All the data below goes into the copy word for word, but the pictures don't.

Source records

(begin)

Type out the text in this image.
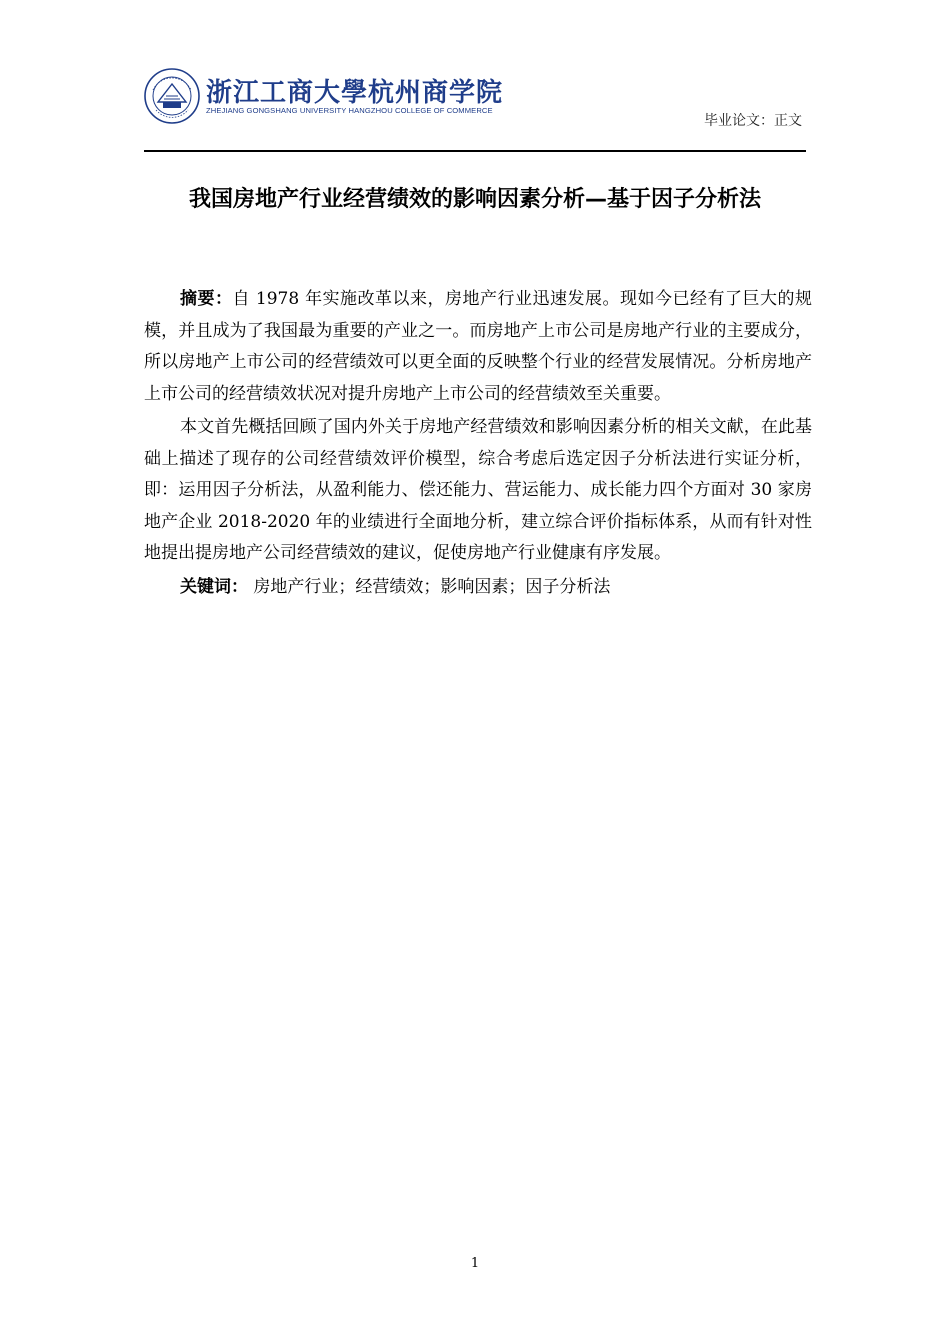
浙江工商大學杭州商学院
ZHEJIANG GONGSHANG UNIVERSITY HANGZHOU COLLEGE OF COMMERCE
毕业论文：正文
我国房地产行业经营绩效的影响因素分析—基于因子分析法

摘要：自 1978 年实施改革以来，房地产行业迅速发展。现如今已经有了巨大的规模，并且成为了我国最为重要的产业之一。而房地产上市公司是房地产行业的主要成分，所以房地产上市公司的经营绩效可以更全面的反映整个行业的经营发展情况。分析房地产上市公司的经营绩效状况对提升房地产上市公司的经营绩效至关重要。

本文首先概括回顾了国内外关于房地产经营绩效和影响因素分析的相关文献，在此基础上描述了现存的公司经营绩效评价模型，综合考虑后选定因子分析法进行实证分析，即：运用因子分析法，从盈利能力、偿还能力、营运能力、成长能力四个方面对 30 家房地产企业 2018-2020 年的业绩进行全面地分析，建立综合评价指标体系，从而有针对性地提出提房地产公司经营绩效的建议，促使房地产行业健康有序发展。

关键词： 房地产行业；经营绩效；影响因素；因子分析法

1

(end)

**WRITTEN RESPONSE:**
Type out the text in this image.
浙江工商大學杭州商学院
ZHEJIANG GONGSHANG UNIVERSITY HANGZHOU COLLEGE OF COMMERCE
毕业论文：正文
我国房地产行业经营绩效的影响因素分析—基于因子分析法

摘要：自 1978 年实施改革以来，房地产行业迅速发展。现如今已经有了巨大的规模，并且成为了我国最为重要的产业之一。而房地产上市公司是房地产行业的主要成分，所以房地产上市公司的经营绩效可以更全面的反映整个行业的经营发展情况。分析房地产上市公司的经营绩效状况对提升房地产上市公司的经营绩效至关重要。

本文首先概括回顾了国内外关于房地产经营绩效和影响因素分析的相关文献，在此基础上描述了现存的公司经营绩效评价模型，综合考虑后选定因子分析法进行实证分析，即：运用因子分析法，从盈利能力、偿还能力、营运能力、成长能力四个方面对 30 家房地产企业 2018-2020 年的业绩进行全面地分析，建立综合评价指标体系，从而有针对性地提出提房地产公司经营绩效的建议，促使房地产行业健康有序发展。

关键词： 房地产行业；经营绩效；影响因素；因子分析法

1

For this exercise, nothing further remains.